GIVEN TASK:
Count every line below that contains "Antennes", then state the total with no other output.

STORED ROWS:
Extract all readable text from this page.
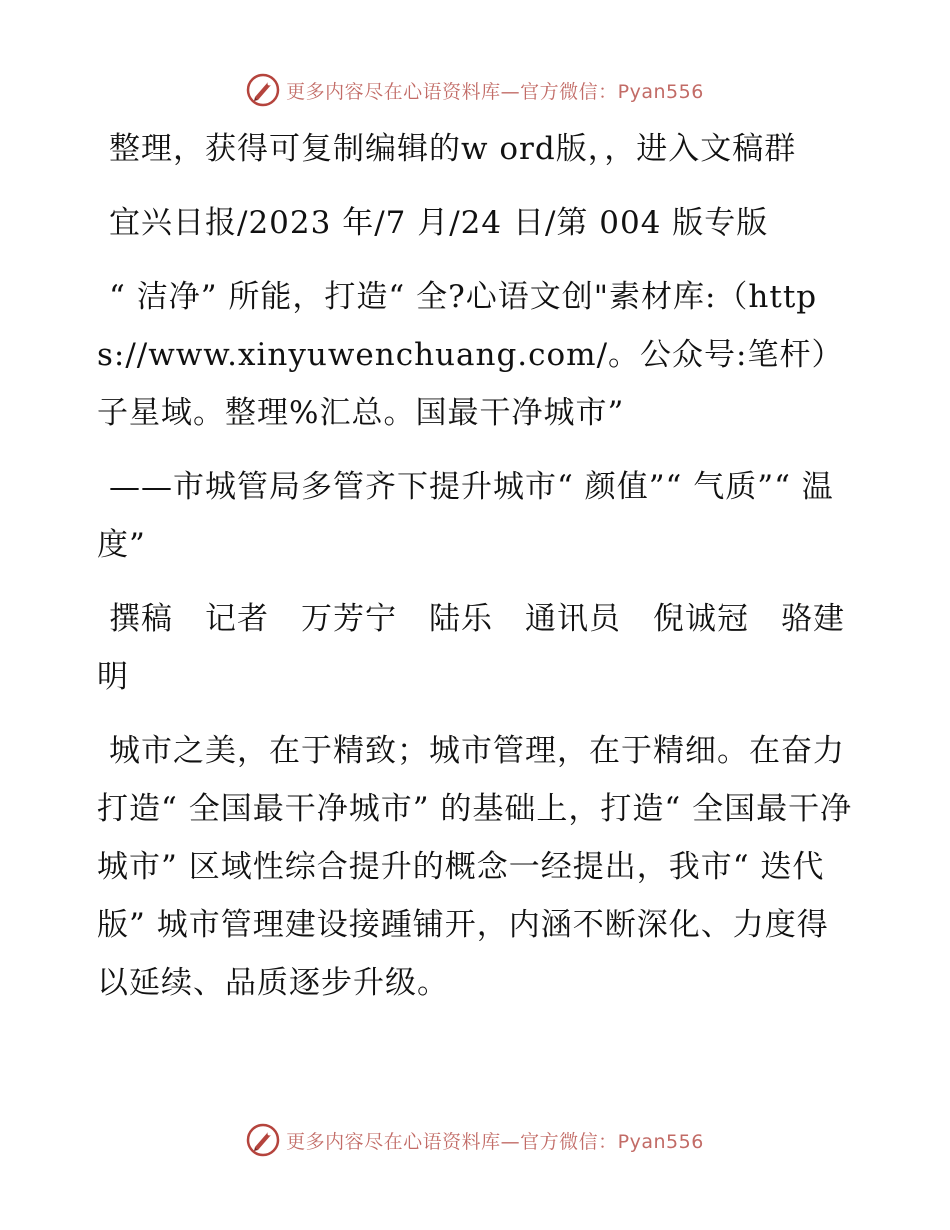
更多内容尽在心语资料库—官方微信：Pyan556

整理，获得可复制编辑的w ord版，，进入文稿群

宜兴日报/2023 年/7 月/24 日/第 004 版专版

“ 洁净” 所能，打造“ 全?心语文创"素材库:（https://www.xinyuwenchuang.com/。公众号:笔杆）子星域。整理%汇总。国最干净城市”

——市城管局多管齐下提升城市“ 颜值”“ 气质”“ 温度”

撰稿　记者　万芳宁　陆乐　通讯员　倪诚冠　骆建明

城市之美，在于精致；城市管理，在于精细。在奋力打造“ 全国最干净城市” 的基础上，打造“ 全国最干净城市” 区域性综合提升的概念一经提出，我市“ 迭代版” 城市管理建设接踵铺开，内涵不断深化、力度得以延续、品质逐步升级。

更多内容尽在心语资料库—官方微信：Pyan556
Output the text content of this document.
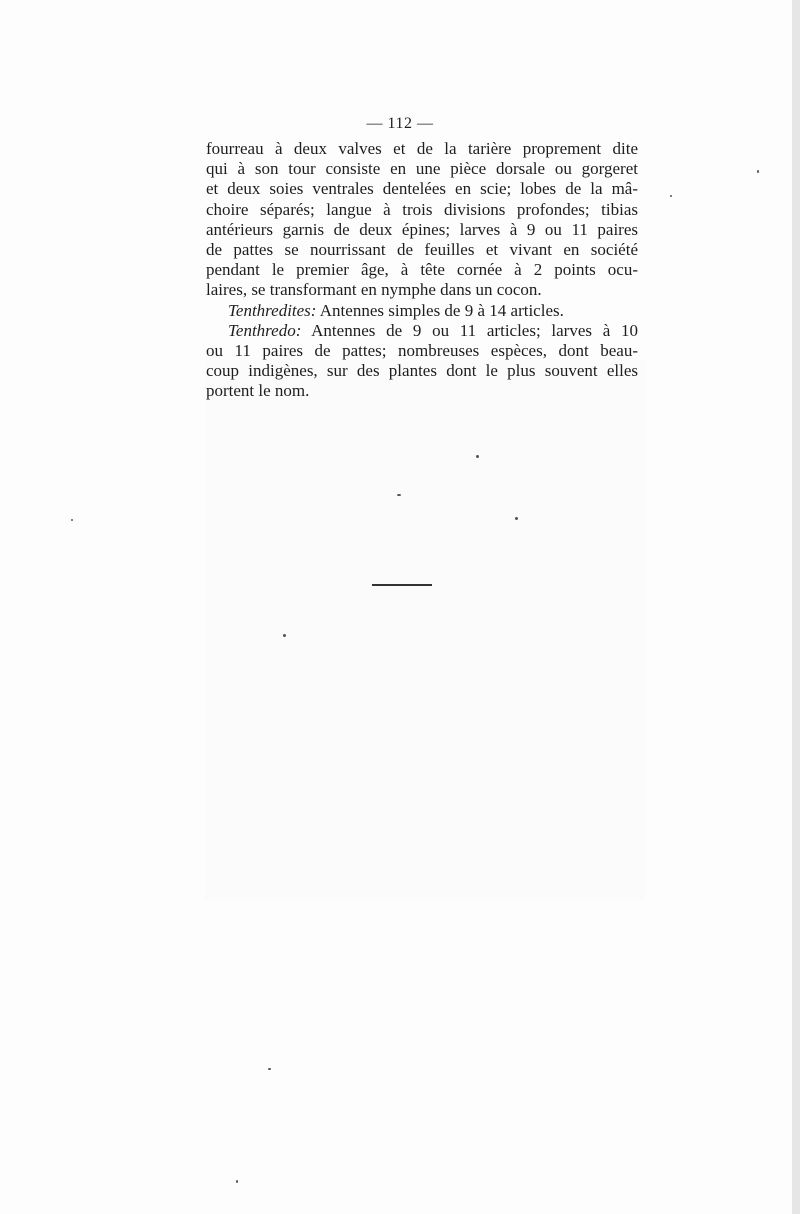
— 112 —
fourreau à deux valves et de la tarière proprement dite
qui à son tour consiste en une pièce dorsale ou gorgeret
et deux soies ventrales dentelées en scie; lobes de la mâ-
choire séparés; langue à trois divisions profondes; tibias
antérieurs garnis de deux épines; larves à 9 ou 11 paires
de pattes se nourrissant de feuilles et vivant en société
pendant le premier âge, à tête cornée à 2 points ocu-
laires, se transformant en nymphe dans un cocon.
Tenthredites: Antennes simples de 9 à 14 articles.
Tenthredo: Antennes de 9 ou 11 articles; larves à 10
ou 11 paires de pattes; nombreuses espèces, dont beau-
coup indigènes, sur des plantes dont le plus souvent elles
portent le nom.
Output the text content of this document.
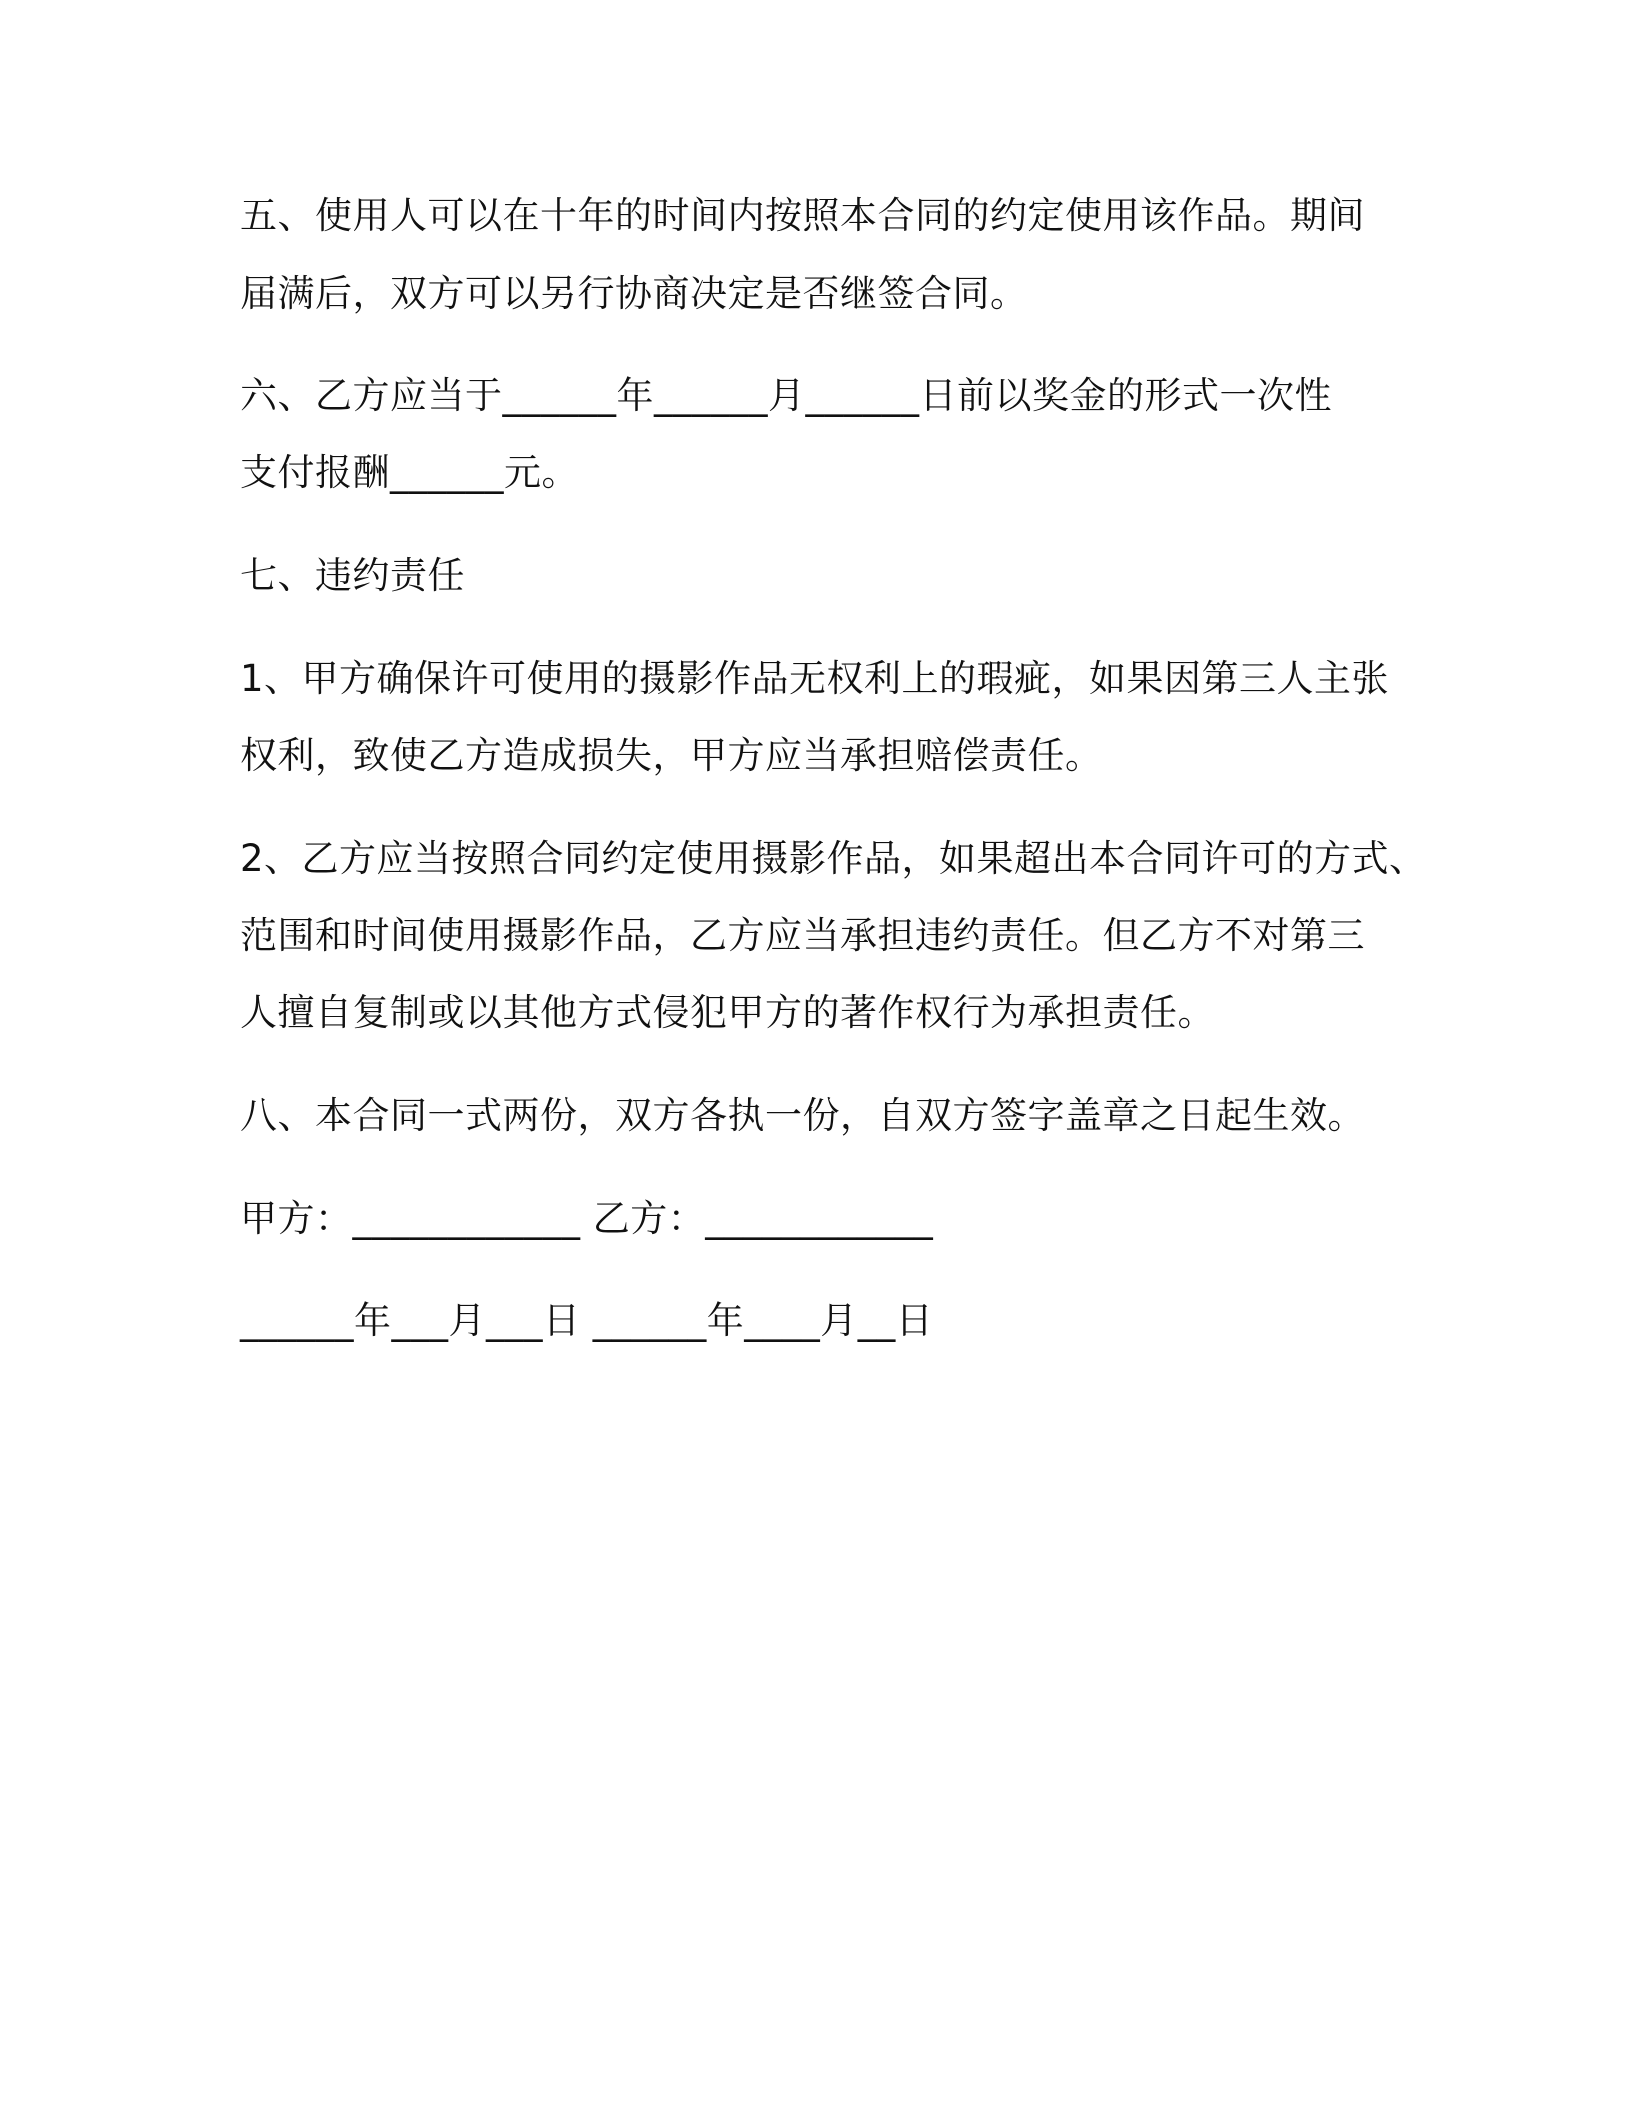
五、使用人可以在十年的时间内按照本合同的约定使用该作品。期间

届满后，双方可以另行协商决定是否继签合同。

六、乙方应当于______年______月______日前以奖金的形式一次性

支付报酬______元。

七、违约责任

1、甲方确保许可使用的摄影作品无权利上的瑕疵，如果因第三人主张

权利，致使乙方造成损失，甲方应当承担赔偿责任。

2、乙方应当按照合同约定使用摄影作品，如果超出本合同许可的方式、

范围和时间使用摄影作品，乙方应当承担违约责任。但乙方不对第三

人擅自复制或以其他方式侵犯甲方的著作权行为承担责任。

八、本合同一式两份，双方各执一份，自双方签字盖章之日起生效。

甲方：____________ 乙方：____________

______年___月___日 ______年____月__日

CORRECT OUTPUT:
2